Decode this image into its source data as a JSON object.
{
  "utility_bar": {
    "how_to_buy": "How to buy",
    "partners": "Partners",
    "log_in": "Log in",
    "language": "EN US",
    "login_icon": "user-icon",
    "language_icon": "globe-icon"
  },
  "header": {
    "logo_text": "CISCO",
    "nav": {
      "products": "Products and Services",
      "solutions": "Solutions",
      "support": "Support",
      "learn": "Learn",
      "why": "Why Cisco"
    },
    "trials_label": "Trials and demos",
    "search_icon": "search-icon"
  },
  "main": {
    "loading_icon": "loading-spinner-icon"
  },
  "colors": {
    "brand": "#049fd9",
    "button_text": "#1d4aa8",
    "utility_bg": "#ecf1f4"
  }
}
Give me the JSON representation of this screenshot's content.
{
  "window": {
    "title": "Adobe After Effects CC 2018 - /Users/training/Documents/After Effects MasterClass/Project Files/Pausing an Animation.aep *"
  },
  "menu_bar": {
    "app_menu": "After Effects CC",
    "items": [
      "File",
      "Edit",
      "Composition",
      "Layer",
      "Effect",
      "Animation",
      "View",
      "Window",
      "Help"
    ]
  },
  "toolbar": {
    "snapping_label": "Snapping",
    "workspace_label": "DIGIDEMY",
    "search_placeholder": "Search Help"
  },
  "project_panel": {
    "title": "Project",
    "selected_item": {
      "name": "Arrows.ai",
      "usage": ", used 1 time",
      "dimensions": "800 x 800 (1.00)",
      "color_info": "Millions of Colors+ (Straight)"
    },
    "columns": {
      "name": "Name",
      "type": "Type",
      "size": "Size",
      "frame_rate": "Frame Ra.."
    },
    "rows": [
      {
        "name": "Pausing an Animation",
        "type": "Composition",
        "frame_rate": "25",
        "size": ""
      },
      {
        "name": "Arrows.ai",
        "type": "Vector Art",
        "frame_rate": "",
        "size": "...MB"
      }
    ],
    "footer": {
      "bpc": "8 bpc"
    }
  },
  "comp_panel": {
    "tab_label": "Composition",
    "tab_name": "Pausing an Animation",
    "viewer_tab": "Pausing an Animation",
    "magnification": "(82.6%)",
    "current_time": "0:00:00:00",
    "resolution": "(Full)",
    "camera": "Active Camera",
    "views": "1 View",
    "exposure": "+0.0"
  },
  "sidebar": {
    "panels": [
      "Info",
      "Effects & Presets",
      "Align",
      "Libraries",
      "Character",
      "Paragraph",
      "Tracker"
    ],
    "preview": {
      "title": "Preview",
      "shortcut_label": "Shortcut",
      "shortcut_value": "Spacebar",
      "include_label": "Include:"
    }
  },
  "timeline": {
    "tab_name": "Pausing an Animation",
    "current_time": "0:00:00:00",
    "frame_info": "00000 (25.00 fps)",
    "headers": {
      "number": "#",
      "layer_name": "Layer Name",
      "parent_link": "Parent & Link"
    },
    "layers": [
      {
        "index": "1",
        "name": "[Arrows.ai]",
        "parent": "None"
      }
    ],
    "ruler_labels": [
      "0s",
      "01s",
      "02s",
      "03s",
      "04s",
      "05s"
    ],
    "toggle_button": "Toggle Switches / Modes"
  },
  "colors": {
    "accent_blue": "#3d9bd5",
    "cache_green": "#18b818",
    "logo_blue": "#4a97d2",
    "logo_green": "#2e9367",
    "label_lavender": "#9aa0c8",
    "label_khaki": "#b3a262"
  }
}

* * *

- _WHAT THIS TASK INVOLVES_: Transcribe every line of the data, exactly as it stands.

- _WRITTEN ANSWER_:
Decode this image into its source data as a JSON object.
{
  "utility_bar": {
    "how_to_buy": "How to buy",
    "partners": "Partners",
    "log_in": "Log in",
    "language": "EN US",
    "login_icon": "user-icon",
    "language_icon": "globe-icon"
  },
  "header": {
    "logo_text": "CISCO",
    "nav": {
      "products": "Products and Services",
      "solutions": "Solutions",
      "support": "Support",
      "learn": "Learn",
      "why": "Why Cisco"
    },
    "trials_label": "Trials and demos",
    "search_icon": "search-icon"
  },
  "main": {
    "loading_icon": "loading-spinner-icon"
  },
  "colors": {
    "brand": "#049fd9",
    "button_text": "#1d4aa8",
    "utility_bg": "#ecf1f4"
  }
}
Give me the JSON representation of this screenshot's content.
{
  "window": {
    "title": "Adobe After Effects CC 2018 - /Users/training/Documents/After Effects MasterClass/Project Files/Pausing an Animation.aep *"
  },
  "menu_bar": {
    "app_menu": "After Effects CC",
    "items": [
      "File",
      "Edit",
      "Composition",
      "Layer",
      "Effect",
      "Animation",
      "View",
      "Window",
      "Help"
    ]
  },
  "toolbar": {
    "snapping_label": "Snapping",
    "workspace_label": "DIGIDEMY",
    "search_placeholder": "Search Help"
  },
  "project_panel": {
    "title": "Project",
    "selected_item": {
      "name": "Arrows.ai",
      "usage": ", used 1 time",
      "dimensions": "800 x 800 (1.00)",
      "color_info": "Millions of Colors+ (Straight)"
    },
    "columns": {
      "name": "Name",
      "type": "Type",
      "size": "Size",
      "frame_rate": "Frame Ra.."
    },
    "rows": [
      {
        "name": "Pausing an Animation",
        "type": "Composition",
        "frame_rate": "25",
        "size": ""
      },
      {
        "name": "Arrows.ai",
        "type": "Vector Art",
        "frame_rate": "",
        "size": "...MB"
      }
    ],
    "footer": {
      "bpc": "8 bpc"
    }
  },
  "comp_panel": {
    "tab_label": "Composition",
    "tab_name": "Pausing an Animation",
    "viewer_tab": "Pausing an Animation",
    "magnification": "(82.6%)",
    "current_time": "0:00:00:00",
    "resolution": "(Full)",
    "camera": "Active Camera",
    "views": "1 View",
    "exposure": "+0.0"
  },
  "sidebar": {
    "panels": [
      "Info",
      "Effects & Presets",
      "Align",
      "Libraries",
      "Character",
      "Paragraph",
      "Tracker"
    ],
    "preview": {
      "title": "Preview",
      "shortcut_label": "Shortcut",
      "shortcut_value": "Spacebar",
      "include_label": "Include:"
    }
  },
  "timeline": {
    "tab_name": "Pausing an Animation",
    "current_time": "0:00:00:00",
    "frame_info": "00000 (25.00 fps)",
    "headers": {
      "number": "#",
      "layer_name": "Layer Name",
      "parent_link": "Parent & Link"
    },
    "layers": [
      {
        "index": "1",
        "name": "[Arrows.ai]",
        "parent": "None"
      }
    ],
    "ruler_labels": [
      "0s",
      "01s",
      "02s",
      "03s",
      "04s",
      "05s"
    ],
    "toggle_button": "Toggle Switches / Modes"
  },
  "colors": {
    "accent_blue": "#3d9bd5",
    "cache_green": "#18b818",
    "logo_blue": "#4a97d2",
    "logo_green": "#2e9367",
    "label_lavender": "#9aa0c8",
    "label_khaki": "#b3a262"
  }
}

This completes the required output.